REQUIRED TASK
Leaving out all images, write out the records that follow exactly.

STORED ROWS
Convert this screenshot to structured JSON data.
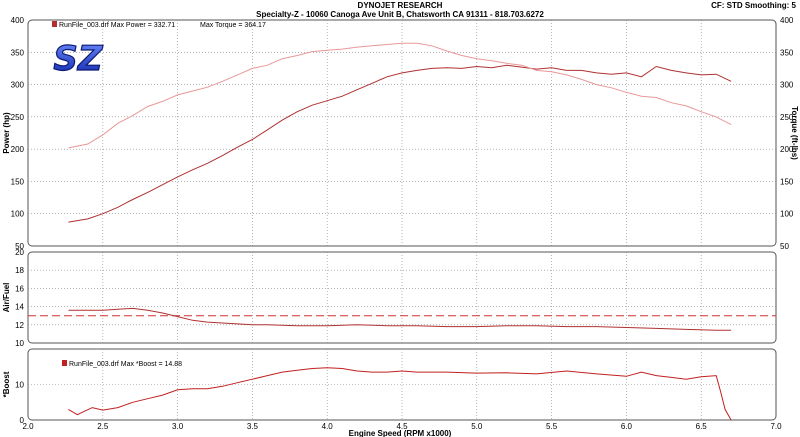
{
  "header": {
    "title": "DYNOJET RESEARCH",
    "subtitle": "Specialty-Z - 10060 Canoga Ave Unit B, Chatsworth CA 91311 - 818.703.6272",
    "settings": "CF: STD  Smoothing: 5"
  },
  "logo": {
    "text": "SZ",
    "color": "#1a3fd6"
  },
  "colors": {
    "background": "#ffffff",
    "panel_border": "#555555",
    "power": "#b03030",
    "torque": "#e89898",
    "afr": "#b03030",
    "afr_ref": "#d03030",
    "boost": "#c02020"
  },
  "chart_data": [
    {
      "type": "line",
      "panel": "top",
      "legend": {
        "power_label": "RunFile_003.drf Max Power = 332.71",
        "torque_label": "Max Torque = 364.17"
      },
      "ylabel": "Power (hp)",
      "ylabel_right": "Torque (ft-lbs)",
      "ylim": [
        50,
        400
      ],
      "yticks": [
        50,
        100,
        150,
        200,
        250,
        300,
        350,
        400
      ],
      "series": [
        {
          "key": "power",
          "x": [
            2.27,
            2.4,
            2.5,
            2.6,
            2.7,
            2.8,
            2.9,
            3.0,
            3.1,
            3.2,
            3.3,
            3.4,
            3.5,
            3.6,
            3.7,
            3.8,
            3.9,
            4.0,
            4.1,
            4.2,
            4.3,
            4.4,
            4.5,
            4.6,
            4.7,
            4.8,
            4.9,
            5.0,
            5.1,
            5.2,
            5.3,
            5.4,
            5.5,
            5.6,
            5.7,
            5.8,
            5.9,
            6.0,
            6.1,
            6.2,
            6.3,
            6.4,
            6.5,
            6.6,
            6.7
          ],
          "values": [
            87,
            92,
            100,
            110,
            122,
            133,
            145,
            157,
            168,
            178,
            190,
            203,
            215,
            230,
            245,
            258,
            268,
            275,
            282,
            292,
            302,
            312,
            318,
            322,
            325,
            326,
            325,
            328,
            326,
            330,
            327,
            324,
            326,
            322,
            322,
            318,
            316,
            318,
            312,
            328,
            322,
            318,
            315,
            316,
            305
          ]
        },
        {
          "key": "torque",
          "x": [
            2.27,
            2.4,
            2.5,
            2.6,
            2.7,
            2.8,
            2.9,
            3.0,
            3.1,
            3.2,
            3.3,
            3.4,
            3.5,
            3.6,
            3.7,
            3.8,
            3.9,
            4.0,
            4.1,
            4.2,
            4.3,
            4.4,
            4.5,
            4.6,
            4.7,
            4.8,
            4.9,
            5.0,
            5.1,
            5.2,
            5.3,
            5.4,
            5.5,
            5.6,
            5.7,
            5.8,
            5.9,
            6.0,
            6.1,
            6.2,
            6.3,
            6.4,
            6.5,
            6.6,
            6.7
          ],
          "values": [
            202,
            208,
            222,
            240,
            252,
            266,
            274,
            284,
            290,
            296,
            305,
            315,
            325,
            330,
            340,
            345,
            351,
            353,
            355,
            358,
            360,
            362,
            364,
            364,
            360,
            352,
            345,
            340,
            337,
            333,
            330,
            322,
            320,
            315,
            308,
            300,
            295,
            288,
            282,
            280,
            272,
            267,
            258,
            250,
            238
          ]
        }
      ]
    },
    {
      "type": "line",
      "panel": "middle",
      "ylabel": "Air/Fuel",
      "ylim": [
        10,
        20
      ],
      "yticks": [
        10,
        12,
        14,
        16,
        18,
        20
      ],
      "reference_line": 13,
      "series": [
        {
          "key": "afr",
          "x": [
            2.27,
            2.4,
            2.5,
            2.6,
            2.7,
            2.8,
            2.9,
            3.0,
            3.1,
            3.2,
            3.3,
            3.4,
            3.5,
            3.6,
            3.8,
            4.0,
            4.2,
            4.4,
            4.6,
            4.8,
            5.0,
            5.2,
            5.4,
            5.6,
            5.8,
            6.0,
            6.2,
            6.4,
            6.6,
            6.7
          ],
          "values": [
            13.6,
            13.6,
            13.6,
            13.7,
            13.8,
            13.6,
            13.3,
            12.9,
            12.5,
            12.3,
            12.2,
            12.1,
            12.0,
            12.0,
            11.9,
            11.9,
            12.0,
            11.9,
            11.9,
            11.8,
            11.8,
            11.9,
            11.9,
            11.8,
            11.8,
            11.7,
            11.6,
            11.5,
            11.4,
            11.4
          ]
        }
      ]
    },
    {
      "type": "line",
      "panel": "bottom",
      "legend": {
        "boost_label": "RunFile_003.drf Max *Boost = 14.88"
      },
      "ylabel": "*Boost",
      "xlabel": "Engine Speed (RPM x1000)",
      "ylim": [
        0,
        20
      ],
      "yticks": [
        0,
        10
      ],
      "xlim": [
        2.0,
        7.0
      ],
      "xticks": [
        "2.0",
        "2.5",
        "3.0",
        "3.5",
        "4.0",
        "4.5",
        "5.0",
        "5.5",
        "6.0",
        "6.5",
        "7.0"
      ],
      "series": [
        {
          "key": "boost",
          "x": [
            2.27,
            2.33,
            2.38,
            2.43,
            2.5,
            2.6,
            2.7,
            2.8,
            2.9,
            3.0,
            3.1,
            3.2,
            3.3,
            3.4,
            3.5,
            3.6,
            3.7,
            3.8,
            3.9,
            4.0,
            4.1,
            4.2,
            4.3,
            4.4,
            4.5,
            4.6,
            4.8,
            5.0,
            5.2,
            5.4,
            5.6,
            5.8,
            6.0,
            6.1,
            6.2,
            6.3,
            6.4,
            6.5,
            6.6,
            6.63,
            6.66,
            6.7
          ],
          "values": [
            3.0,
            1.5,
            2.5,
            3.5,
            2.8,
            3.5,
            5.0,
            6.0,
            7.0,
            8.5,
            8.8,
            8.8,
            9.5,
            10.5,
            11.5,
            12.5,
            13.5,
            14.0,
            14.5,
            14.7,
            14.5,
            13.8,
            13.5,
            13.5,
            13.8,
            13.5,
            13.5,
            13.2,
            13.3,
            13.0,
            13.8,
            13.0,
            12.3,
            13.5,
            12.5,
            12.0,
            11.5,
            12.2,
            12.5,
            8.0,
            3.0,
            0.0
          ]
        }
      ]
    }
  ]
}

REPLY TO THE EXERCISE
Convert this screenshot to structured JSON data.
{
  "header": {
    "title": "DYNOJET RESEARCH",
    "subtitle": "Specialty-Z - 10060 Canoga Ave Unit B, Chatsworth CA 91311 - 818.703.6272",
    "settings": "CF: STD  Smoothing: 5"
  },
  "logo": {
    "text": "SZ",
    "color": "#1a3fd6"
  },
  "colors": {
    "background": "#ffffff",
    "panel_border": "#555555",
    "power": "#b03030",
    "torque": "#e89898",
    "afr": "#b03030",
    "afr_ref": "#d03030",
    "boost": "#c02020"
  },
  "chart_data": [
    {
      "type": "line",
      "panel": "top",
      "legend": {
        "power_label": "RunFile_003.drf Max Power = 332.71",
        "torque_label": "Max Torque = 364.17"
      },
      "ylabel": "Power (hp)",
      "ylabel_right": "Torque (ft-lbs)",
      "ylim": [
        50,
        400
      ],
      "yticks": [
        50,
        100,
        150,
        200,
        250,
        300,
        350,
        400
      ],
      "series": [
        {
          "key": "power",
          "x": [
            2.27,
            2.4,
            2.5,
            2.6,
            2.7,
            2.8,
            2.9,
            3.0,
            3.1,
            3.2,
            3.3,
            3.4,
            3.5,
            3.6,
            3.7,
            3.8,
            3.9,
            4.0,
            4.1,
            4.2,
            4.3,
            4.4,
            4.5,
            4.6,
            4.7,
            4.8,
            4.9,
            5.0,
            5.1,
            5.2,
            5.3,
            5.4,
            5.5,
            5.6,
            5.7,
            5.8,
            5.9,
            6.0,
            6.1,
            6.2,
            6.3,
            6.4,
            6.5,
            6.6,
            6.7
          ],
          "values": [
            87,
            92,
            100,
            110,
            122,
            133,
            145,
            157,
            168,
            178,
            190,
            203,
            215,
            230,
            245,
            258,
            268,
            275,
            282,
            292,
            302,
            312,
            318,
            322,
            325,
            326,
            325,
            328,
            326,
            330,
            327,
            324,
            326,
            322,
            322,
            318,
            316,
            318,
            312,
            328,
            322,
            318,
            315,
            316,
            305
          ]
        },
        {
          "key": "torque",
          "x": [
            2.27,
            2.4,
            2.5,
            2.6,
            2.7,
            2.8,
            2.9,
            3.0,
            3.1,
            3.2,
            3.3,
            3.4,
            3.5,
            3.6,
            3.7,
            3.8,
            3.9,
            4.0,
            4.1,
            4.2,
            4.3,
            4.4,
            4.5,
            4.6,
            4.7,
            4.8,
            4.9,
            5.0,
            5.1,
            5.2,
            5.3,
            5.4,
            5.5,
            5.6,
            5.7,
            5.8,
            5.9,
            6.0,
            6.1,
            6.2,
            6.3,
            6.4,
            6.5,
            6.6,
            6.7
          ],
          "values": [
            202,
            208,
            222,
            240,
            252,
            266,
            274,
            284,
            290,
            296,
            305,
            315,
            325,
            330,
            340,
            345,
            351,
            353,
            355,
            358,
            360,
            362,
            364,
            364,
            360,
            352,
            345,
            340,
            337,
            333,
            330,
            322,
            320,
            315,
            308,
            300,
            295,
            288,
            282,
            280,
            272,
            267,
            258,
            250,
            238
          ]
        }
      ]
    },
    {
      "type": "line",
      "panel": "middle",
      "ylabel": "Air/Fuel",
      "ylim": [
        10,
        20
      ],
      "yticks": [
        10,
        12,
        14,
        16,
        18,
        20
      ],
      "reference_line": 13,
      "series": [
        {
          "key": "afr",
          "x": [
            2.27,
            2.4,
            2.5,
            2.6,
            2.7,
            2.8,
            2.9,
            3.0,
            3.1,
            3.2,
            3.3,
            3.4,
            3.5,
            3.6,
            3.8,
            4.0,
            4.2,
            4.4,
            4.6,
            4.8,
            5.0,
            5.2,
            5.4,
            5.6,
            5.8,
            6.0,
            6.2,
            6.4,
            6.6,
            6.7
          ],
          "values": [
            13.6,
            13.6,
            13.6,
            13.7,
            13.8,
            13.6,
            13.3,
            12.9,
            12.5,
            12.3,
            12.2,
            12.1,
            12.0,
            12.0,
            11.9,
            11.9,
            12.0,
            11.9,
            11.9,
            11.8,
            11.8,
            11.9,
            11.9,
            11.8,
            11.8,
            11.7,
            11.6,
            11.5,
            11.4,
            11.4
          ]
        }
      ]
    },
    {
      "type": "line",
      "panel": "bottom",
      "legend": {
        "boost_label": "RunFile_003.drf Max *Boost = 14.88"
      },
      "ylabel": "*Boost",
      "xlabel": "Engine Speed (RPM x1000)",
      "ylim": [
        0,
        20
      ],
      "yticks": [
        0,
        10
      ],
      "xlim": [
        2.0,
        7.0
      ],
      "xticks": [
        "2.0",
        "2.5",
        "3.0",
        "3.5",
        "4.0",
        "4.5",
        "5.0",
        "5.5",
        "6.0",
        "6.5",
        "7.0"
      ],
      "series": [
        {
          "key": "boost",
          "x": [
            2.27,
            2.33,
            2.38,
            2.43,
            2.5,
            2.6,
            2.7,
            2.8,
            2.9,
            3.0,
            3.1,
            3.2,
            3.3,
            3.4,
            3.5,
            3.6,
            3.7,
            3.8,
            3.9,
            4.0,
            4.1,
            4.2,
            4.3,
            4.4,
            4.5,
            4.6,
            4.8,
            5.0,
            5.2,
            5.4,
            5.6,
            5.8,
            6.0,
            6.1,
            6.2,
            6.3,
            6.4,
            6.5,
            6.6,
            6.63,
            6.66,
            6.7
          ],
          "values": [
            3.0,
            1.5,
            2.5,
            3.5,
            2.8,
            3.5,
            5.0,
            6.0,
            7.0,
            8.5,
            8.8,
            8.8,
            9.5,
            10.5,
            11.5,
            12.5,
            13.5,
            14.0,
            14.5,
            14.7,
            14.5,
            13.8,
            13.5,
            13.5,
            13.8,
            13.5,
            13.5,
            13.2,
            13.3,
            13.0,
            13.8,
            13.0,
            12.3,
            13.5,
            12.5,
            12.0,
            11.5,
            12.2,
            12.5,
            8.0,
            3.0,
            0.0
          ]
        }
      ]
    }
  ]
}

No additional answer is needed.